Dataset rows

····················

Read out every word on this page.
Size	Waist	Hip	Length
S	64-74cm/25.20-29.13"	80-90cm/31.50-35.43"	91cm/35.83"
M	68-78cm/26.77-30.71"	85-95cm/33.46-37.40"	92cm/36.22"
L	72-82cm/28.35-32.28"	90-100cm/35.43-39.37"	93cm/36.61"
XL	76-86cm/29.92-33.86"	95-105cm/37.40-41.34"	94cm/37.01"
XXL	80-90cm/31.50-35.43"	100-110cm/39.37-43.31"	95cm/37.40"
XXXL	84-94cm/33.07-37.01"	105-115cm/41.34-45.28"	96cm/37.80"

····················

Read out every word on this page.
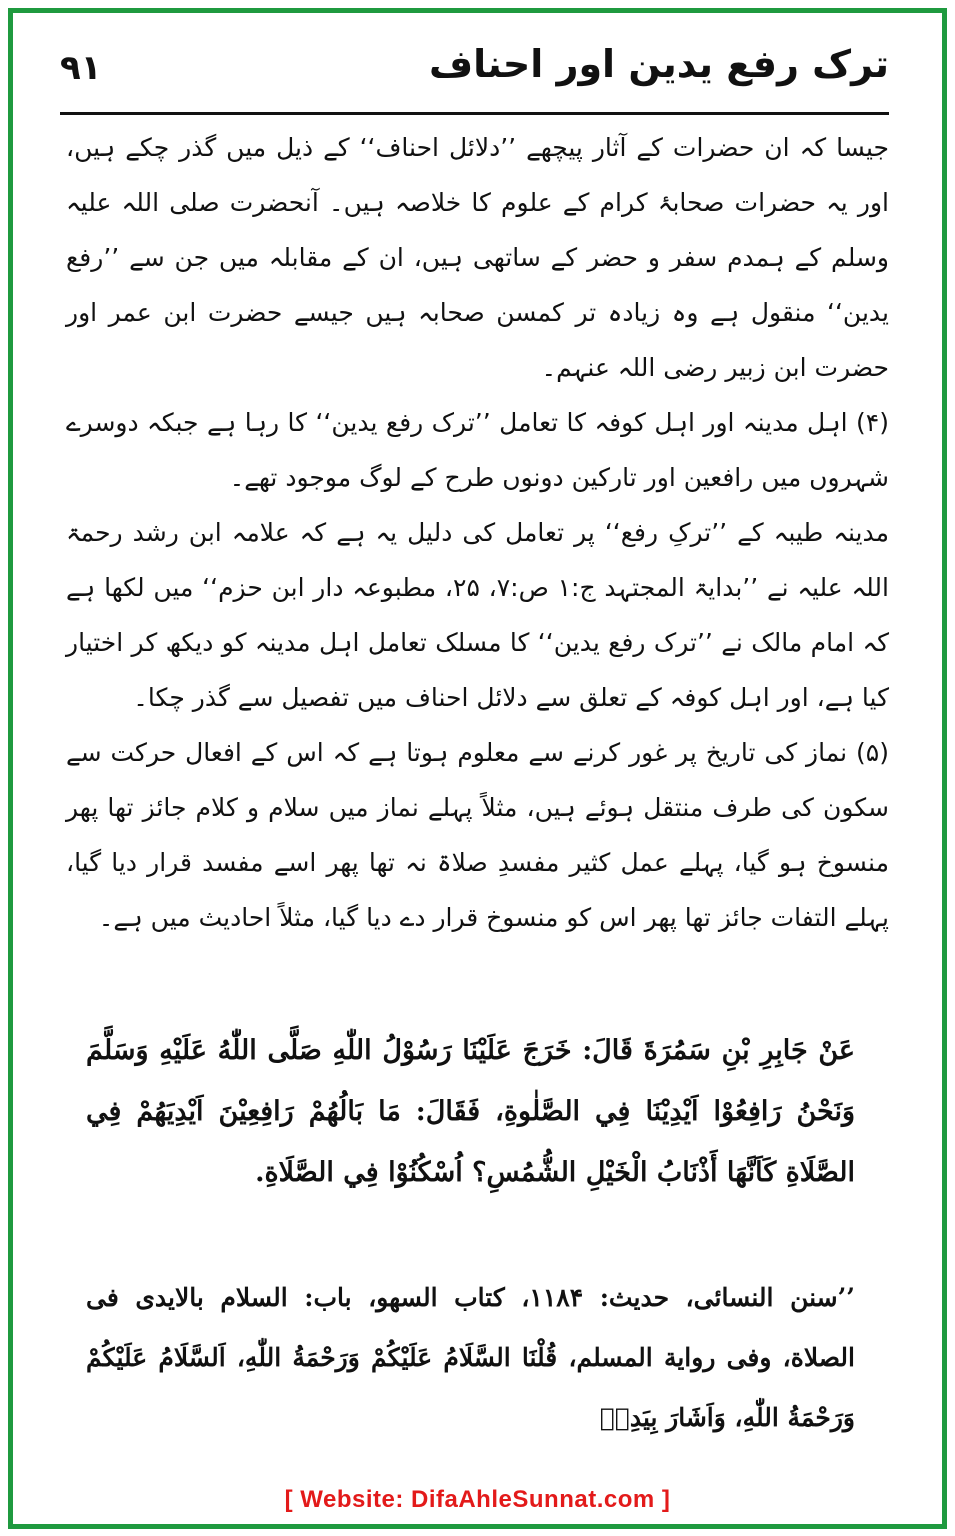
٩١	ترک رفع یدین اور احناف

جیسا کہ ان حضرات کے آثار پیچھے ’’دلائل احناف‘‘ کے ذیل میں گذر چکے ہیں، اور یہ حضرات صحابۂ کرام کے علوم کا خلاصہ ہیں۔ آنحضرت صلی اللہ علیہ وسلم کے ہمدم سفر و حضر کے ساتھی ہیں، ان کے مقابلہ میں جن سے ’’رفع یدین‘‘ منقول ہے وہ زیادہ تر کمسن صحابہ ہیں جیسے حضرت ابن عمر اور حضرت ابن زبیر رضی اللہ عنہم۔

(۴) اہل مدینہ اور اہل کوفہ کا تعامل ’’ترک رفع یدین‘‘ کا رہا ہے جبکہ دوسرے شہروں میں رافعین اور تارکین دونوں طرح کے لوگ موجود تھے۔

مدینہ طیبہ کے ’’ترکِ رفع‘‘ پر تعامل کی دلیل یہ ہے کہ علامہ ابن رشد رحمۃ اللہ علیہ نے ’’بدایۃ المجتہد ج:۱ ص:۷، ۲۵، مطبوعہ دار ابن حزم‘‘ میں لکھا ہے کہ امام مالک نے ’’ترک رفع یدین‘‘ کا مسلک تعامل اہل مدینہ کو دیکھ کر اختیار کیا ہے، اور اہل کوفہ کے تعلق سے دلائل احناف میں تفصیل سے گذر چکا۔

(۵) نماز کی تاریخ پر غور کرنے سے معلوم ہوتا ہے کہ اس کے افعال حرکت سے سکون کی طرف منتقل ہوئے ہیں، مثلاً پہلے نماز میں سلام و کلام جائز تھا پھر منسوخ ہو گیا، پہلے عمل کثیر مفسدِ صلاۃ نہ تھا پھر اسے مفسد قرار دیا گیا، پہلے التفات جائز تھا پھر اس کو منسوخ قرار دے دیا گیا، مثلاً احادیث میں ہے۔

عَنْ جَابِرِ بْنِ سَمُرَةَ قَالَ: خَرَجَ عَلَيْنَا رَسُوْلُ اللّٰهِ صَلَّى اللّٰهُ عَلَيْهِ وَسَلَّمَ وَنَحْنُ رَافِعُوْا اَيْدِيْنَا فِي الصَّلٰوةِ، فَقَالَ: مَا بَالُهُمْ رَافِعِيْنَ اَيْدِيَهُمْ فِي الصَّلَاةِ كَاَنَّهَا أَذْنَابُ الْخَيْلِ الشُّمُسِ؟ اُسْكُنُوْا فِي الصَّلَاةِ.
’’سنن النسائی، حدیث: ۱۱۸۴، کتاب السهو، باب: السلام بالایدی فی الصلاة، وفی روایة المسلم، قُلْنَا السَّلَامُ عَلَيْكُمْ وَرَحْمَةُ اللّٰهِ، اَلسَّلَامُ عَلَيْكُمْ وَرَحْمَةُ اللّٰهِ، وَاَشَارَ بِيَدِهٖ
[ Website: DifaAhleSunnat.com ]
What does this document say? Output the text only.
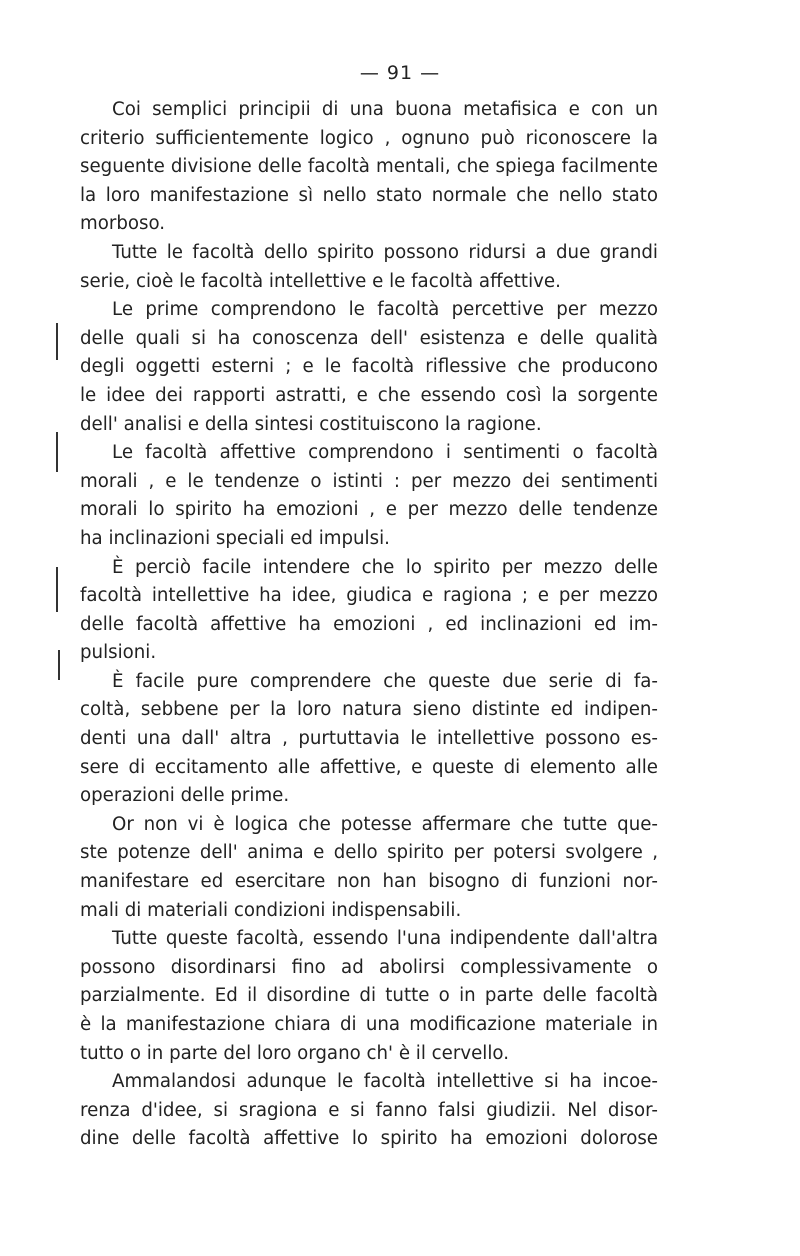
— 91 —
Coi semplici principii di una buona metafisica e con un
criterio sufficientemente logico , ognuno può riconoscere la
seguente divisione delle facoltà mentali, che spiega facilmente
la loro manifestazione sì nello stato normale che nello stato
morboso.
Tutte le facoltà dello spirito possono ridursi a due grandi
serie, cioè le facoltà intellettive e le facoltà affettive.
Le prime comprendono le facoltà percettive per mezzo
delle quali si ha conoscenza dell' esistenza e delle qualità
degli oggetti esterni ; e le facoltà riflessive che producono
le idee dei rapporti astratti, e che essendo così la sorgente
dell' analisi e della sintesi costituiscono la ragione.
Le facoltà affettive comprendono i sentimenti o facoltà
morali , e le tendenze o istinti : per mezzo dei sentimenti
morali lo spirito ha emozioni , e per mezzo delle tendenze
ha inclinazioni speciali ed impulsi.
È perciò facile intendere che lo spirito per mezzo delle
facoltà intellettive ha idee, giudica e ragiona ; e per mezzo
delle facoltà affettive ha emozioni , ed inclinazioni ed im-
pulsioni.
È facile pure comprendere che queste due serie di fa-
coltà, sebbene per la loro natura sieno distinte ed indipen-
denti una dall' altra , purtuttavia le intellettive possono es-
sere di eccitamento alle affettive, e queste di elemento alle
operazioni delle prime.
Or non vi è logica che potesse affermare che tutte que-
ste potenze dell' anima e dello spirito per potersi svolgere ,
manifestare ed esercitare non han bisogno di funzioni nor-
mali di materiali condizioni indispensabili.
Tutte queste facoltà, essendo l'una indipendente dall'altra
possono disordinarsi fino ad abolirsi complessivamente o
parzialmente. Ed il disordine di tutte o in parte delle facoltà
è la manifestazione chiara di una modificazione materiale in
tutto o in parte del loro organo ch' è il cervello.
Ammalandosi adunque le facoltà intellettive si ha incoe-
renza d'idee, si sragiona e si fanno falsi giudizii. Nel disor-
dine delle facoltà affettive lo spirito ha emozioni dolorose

····················

> [Goal] List each line of the records that holds the string "possono".

> [Task output]
Tutte le facoltà dello spirito possono ridursi a due grandi
denti una dall' altra , purtuttavia le intellettive possono es-
possono disordinarsi fino ad abolirsi complessivamente o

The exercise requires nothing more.